:: Problem A ::
In the blog post about Sylvia Townsend Warner, which writer do her "mainstream" short stories call to mind?
:: Problem B ::
Please carry on the blog post about Sylvia Townsend Warner, picking up after its final sentence.

Friday, September 21, 2007

"See to the nine weasels"


I believe I encountered my first reference to Sylvia Townsend Warner in the Independent several months ago. Warner was a regular short story writer for the New Yorker, posting off manuscripts to the editor from the Dorset cottage where she "kept company" with the poetess Valentine Ackland. Over the years, however, she became increasingly eccentric, and eventually refused to write anything but a series of quaint and curious stories about Fairyland, which the New Yorker never quite knew what to do with.

I can only imagine with what distaste the likes of William Shawn would have received these genteel missives. But of course, this really piqued my interest in her work, especially the later skein of stories eventually published as Kindgoms of Elfin. I bumped into a copy of her selected stories at the library last month, and checked it out. The "mainstream" short stories are indeed beutifully written, and reminded me a little of Isak Dinesen for their well-observed yet otherworldly quality. But when I came to the first of the fairy stories, The One and The Other, I was immediately fascinated. From what I'd read, I expected some kind of twee twaddle about rose petals and gossamer wings. What I found was freakishly strange. It was like being admitted to the play-pretend world of a precocious and extremely disturbed Victorian child.

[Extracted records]
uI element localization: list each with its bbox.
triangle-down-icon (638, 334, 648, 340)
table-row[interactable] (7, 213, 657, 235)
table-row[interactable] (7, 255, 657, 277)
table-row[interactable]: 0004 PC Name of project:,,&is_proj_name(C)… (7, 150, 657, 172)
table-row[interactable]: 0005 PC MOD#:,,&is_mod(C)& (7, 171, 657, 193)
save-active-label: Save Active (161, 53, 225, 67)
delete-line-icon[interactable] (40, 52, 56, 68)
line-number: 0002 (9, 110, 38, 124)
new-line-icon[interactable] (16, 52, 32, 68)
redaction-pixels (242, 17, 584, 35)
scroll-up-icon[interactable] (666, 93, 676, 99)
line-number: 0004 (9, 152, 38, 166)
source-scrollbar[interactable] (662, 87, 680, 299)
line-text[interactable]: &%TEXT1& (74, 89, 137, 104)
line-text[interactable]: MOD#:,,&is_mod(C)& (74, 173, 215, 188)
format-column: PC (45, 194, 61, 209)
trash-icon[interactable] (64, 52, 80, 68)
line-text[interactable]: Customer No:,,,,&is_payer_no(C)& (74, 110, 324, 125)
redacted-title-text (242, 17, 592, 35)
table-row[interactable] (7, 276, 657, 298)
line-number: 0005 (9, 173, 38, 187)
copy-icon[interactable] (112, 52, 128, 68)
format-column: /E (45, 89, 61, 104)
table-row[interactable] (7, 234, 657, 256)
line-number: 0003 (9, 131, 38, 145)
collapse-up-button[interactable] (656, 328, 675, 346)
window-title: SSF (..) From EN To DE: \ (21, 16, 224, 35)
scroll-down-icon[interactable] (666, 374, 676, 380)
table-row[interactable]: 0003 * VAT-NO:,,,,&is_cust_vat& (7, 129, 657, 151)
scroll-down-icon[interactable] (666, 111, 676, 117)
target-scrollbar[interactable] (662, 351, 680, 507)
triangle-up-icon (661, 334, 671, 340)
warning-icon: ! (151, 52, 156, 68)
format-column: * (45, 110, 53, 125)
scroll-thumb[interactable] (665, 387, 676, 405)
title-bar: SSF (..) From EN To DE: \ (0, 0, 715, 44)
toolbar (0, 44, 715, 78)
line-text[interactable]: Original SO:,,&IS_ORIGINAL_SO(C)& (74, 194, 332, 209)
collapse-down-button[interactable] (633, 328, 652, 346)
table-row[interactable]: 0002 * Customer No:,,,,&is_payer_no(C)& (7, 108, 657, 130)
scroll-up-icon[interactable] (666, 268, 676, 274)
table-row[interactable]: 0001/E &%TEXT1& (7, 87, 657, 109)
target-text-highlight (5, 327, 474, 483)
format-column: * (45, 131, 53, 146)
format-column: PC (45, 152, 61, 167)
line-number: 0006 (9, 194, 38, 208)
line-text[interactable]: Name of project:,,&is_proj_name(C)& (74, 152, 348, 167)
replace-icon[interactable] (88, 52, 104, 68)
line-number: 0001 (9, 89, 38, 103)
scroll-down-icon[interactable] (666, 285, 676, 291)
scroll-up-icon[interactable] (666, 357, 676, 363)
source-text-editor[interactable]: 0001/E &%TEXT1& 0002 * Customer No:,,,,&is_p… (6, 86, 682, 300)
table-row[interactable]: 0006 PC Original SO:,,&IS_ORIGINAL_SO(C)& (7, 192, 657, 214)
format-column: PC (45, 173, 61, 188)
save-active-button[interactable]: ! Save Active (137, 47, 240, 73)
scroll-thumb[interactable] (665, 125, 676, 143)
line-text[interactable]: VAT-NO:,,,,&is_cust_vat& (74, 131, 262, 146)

:: Expected answer A ::
Isak Dinesen

:: Expected answer B ::
The story at first seems to be a straightforward tale of the fairies absconding with a baker's child and replacing him with a changeling. All well and good. But within the first couple of pages, when the child is presented to the queen, things quickly get strange. She examines the child, approves of his protruding ears, names him Tiffany, and casually orders her underling to "see to the nine weasels:"

Every day a fasting weasel bites the child's neck and drinks its blood for three minutes. The amount of blood drunk by each successive weasel (who is weighed before and after the drinking) is replaced by the same weight of a distillation of dew, soot, and aconite. Though the blood-to-ichor transfer does not cancel human nature (the distillation is only approximate: elfin blood contains several unanalyzable components, one of which is believed to be magnetic air), it gives considerable longevity; ... "Dear little thing," said Tiphaine [the queen of Elfhame; all Warner's elfin kingdoms are matriarchies]. "I hope he won't age prematurely." For when grey hairs appear on the head of a changeling he is put out of the hill to make the rest of his way through the human world; which is why we see so many grey-haired beggars on the roads.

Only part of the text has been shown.